Structured figure records:
— Begin —
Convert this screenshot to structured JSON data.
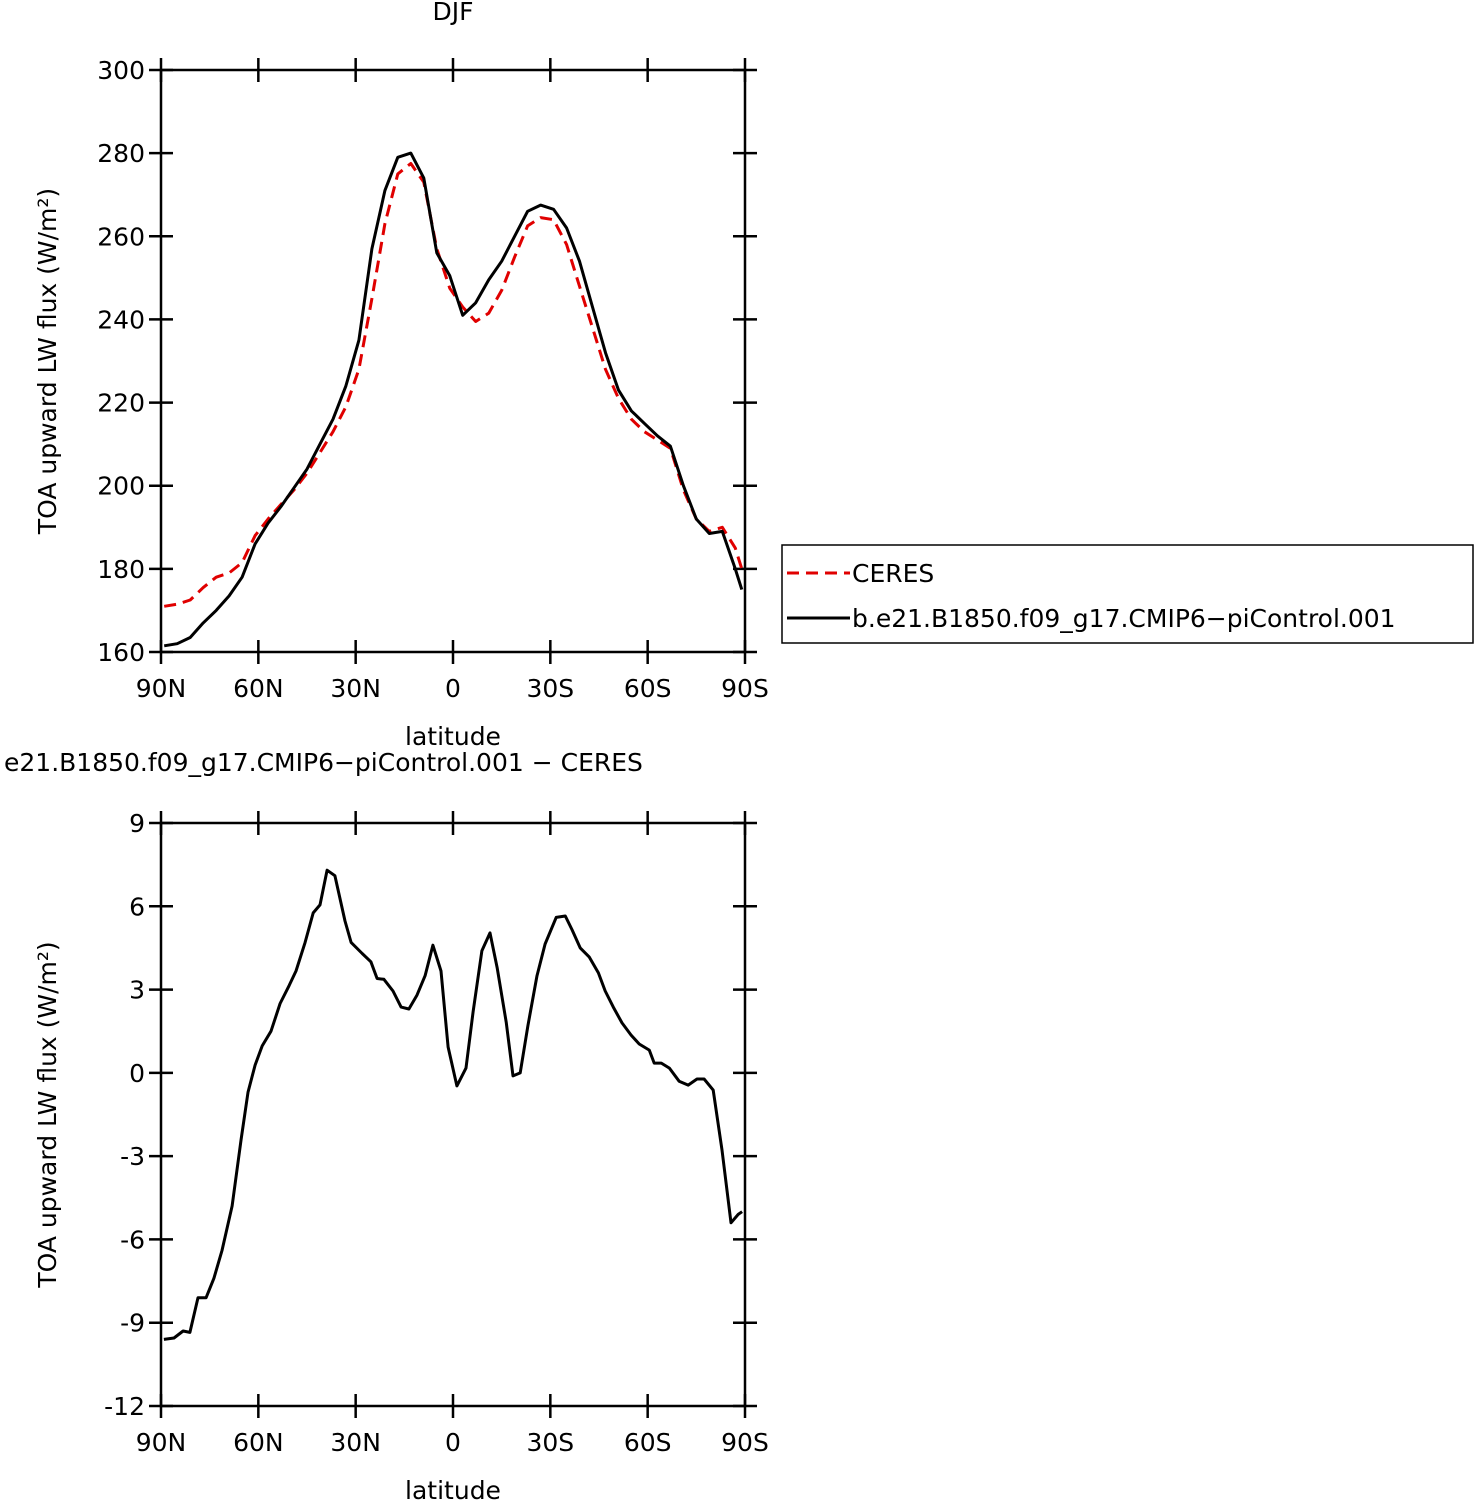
{
  "chart_data": [
    {
      "type": "line",
      "title": "DJF",
      "xlabel": "latitude",
      "ylabel": "TOA upward LW flux (W/m²)",
      "x": [
        89,
        85,
        81,
        77,
        73,
        69,
        65,
        61,
        57,
        53,
        49,
        45,
        41,
        37,
        33,
        29,
        25,
        21,
        17,
        13,
        9,
        5,
        1,
        -3,
        -7,
        -11,
        -15,
        -19,
        -23,
        -27,
        -31,
        -35,
        -39,
        -43,
        -47,
        -51,
        -55,
        -59,
        -63,
        -67,
        -71,
        -75,
        -79,
        -83,
        -87,
        -89
      ],
      "series": [
        {
          "name": "CERES",
          "color": "#e00000",
          "linestyle": "dashed",
          "values": [
            171,
            171.5,
            172.5,
            175.5,
            178,
            179,
            181.5,
            188,
            192,
            195.5,
            199,
            203,
            208,
            213,
            219,
            228,
            245,
            263,
            275,
            277.5,
            273,
            257,
            247.5,
            243,
            239.5,
            241.5,
            247,
            255,
            262.5,
            264.5,
            264,
            258,
            248,
            238,
            228,
            221,
            216,
            213,
            211,
            209,
            199,
            192,
            189,
            190,
            185,
            180
          ]
        },
        {
          "name": "b.e21.B1850.f09_g17.CMIP6−piControl.001",
          "color": "#000000",
          "linestyle": "solid",
          "values": [
            161.5,
            162,
            163.5,
            167,
            170,
            173.5,
            178,
            186,
            191,
            195,
            199.5,
            204,
            210,
            216,
            224,
            235,
            257,
            271,
            279,
            280,
            274,
            256,
            250.5,
            241,
            244,
            249.5,
            254,
            260,
            266,
            267.5,
            266.5,
            262,
            254,
            243,
            232,
            223,
            218,
            215,
            212,
            209.5,
            200,
            192,
            188.5,
            189,
            180,
            175
          ]
        }
      ],
      "xlim": [
        90,
        -90
      ],
      "xticks": [
        {
          "value": 90,
          "label": "90N"
        },
        {
          "value": 60,
          "label": "60N"
        },
        {
          "value": 30,
          "label": "30N"
        },
        0,
        {
          "value": -30,
          "label": "30S"
        },
        {
          "value": -60,
          "label": "60S"
        },
        {
          "value": -90,
          "label": "90S"
        }
      ],
      "ylim": [
        160,
        300
      ],
      "yticks": [
        160,
        180,
        200,
        220,
        240,
        260,
        280,
        300
      ],
      "legend": "right"
    },
    {
      "type": "line",
      "title": "e21.B1850.f09_g17.CMIP6−piControl.001  −  CERES",
      "xlabel": "latitude",
      "ylabel": "TOA upward LW flux (W/m²)",
      "x": [
        89.1,
        86,
        83.2,
        81.1,
        78.6,
        76.1,
        73.7,
        71.2,
        68.1,
        65.3,
        63.2,
        61,
        58.8,
        56.1,
        53.3,
        50.5,
        48.4,
        45.6,
        43.1,
        41,
        38.8,
        36.4,
        33.3,
        31.4,
        28,
        25.3,
        23.4,
        21.3,
        18.5,
        16,
        13.6,
        11.1,
        8.6,
        6.2,
        3.7,
        1.5,
        -1.2,
        -4,
        -6.2,
        -8.9,
        -11.4,
        -13.6,
        -16.4,
        -18.5,
        -20.7,
        -23.1,
        -25.9,
        -28.4,
        -31.8,
        -34.6,
        -36.7,
        -39.2,
        -42,
        -44.8,
        -46.9,
        -49.4,
        -52.1,
        -54.9,
        -57.4,
        -60.5,
        -62,
        -64.2,
        -66.7,
        -69.7,
        -72.5,
        -75.2,
        -77.4,
        -80.2,
        -82.9,
        -85.7,
        -87.9,
        -89.1
      ],
      "series": [
        {
          "color": "#000000",
          "linestyle": "solid",
          "values": [
            -9.6,
            -9.55,
            -9.3,
            -9.35,
            -8.1,
            -8.1,
            -7.4,
            -6.4,
            -4.8,
            -2.4,
            -0.7,
            0.28,
            0.97,
            1.5,
            2.5,
            3.15,
            3.67,
            4.7,
            5.76,
            6.05,
            7.3,
            7.1,
            5.47,
            4.7,
            4.3,
            4.0,
            3.4,
            3.37,
            2.95,
            2.37,
            2.3,
            2.8,
            3.5,
            4.6,
            3.67,
            0.93,
            -0.47,
            0.17,
            2.2,
            4.4,
            5.04,
            3.8,
            1.83,
            -0.11,
            0,
            1.7,
            3.5,
            4.64,
            5.6,
            5.65,
            5.15,
            4.5,
            4.17,
            3.6,
            2.95,
            2.37,
            1.8,
            1.36,
            1.04,
            0.82,
            0.35,
            0.35,
            0.17,
            -0.3,
            -0.44,
            -0.22,
            -0.22,
            -0.62,
            -2.78,
            -5.4,
            -5.1,
            -5.0
          ]
        }
      ],
      "xlim": [
        90,
        -90
      ],
      "xticks": [
        {
          "value": 90,
          "label": "90N"
        },
        {
          "value": 60,
          "label": "60N"
        },
        {
          "value": 30,
          "label": "30N"
        },
        0,
        {
          "value": -30,
          "label": "30S"
        },
        {
          "value": -60,
          "label": "60S"
        },
        {
          "value": -90,
          "label": "90S"
        }
      ],
      "ylim": [
        -12,
        9
      ],
      "yticks": [
        -12,
        -9,
        -6,
        -3,
        0,
        3,
        6,
        9
      ]
    }
  ]
}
— End —
» What the task requires
Find the string "CERES" in the listing and return every line that holds it.

» Worked answer
          "name": "CERES",
      "title": "e21.B1850.f09_g17.CMIP6−piControl.001  −  CERES",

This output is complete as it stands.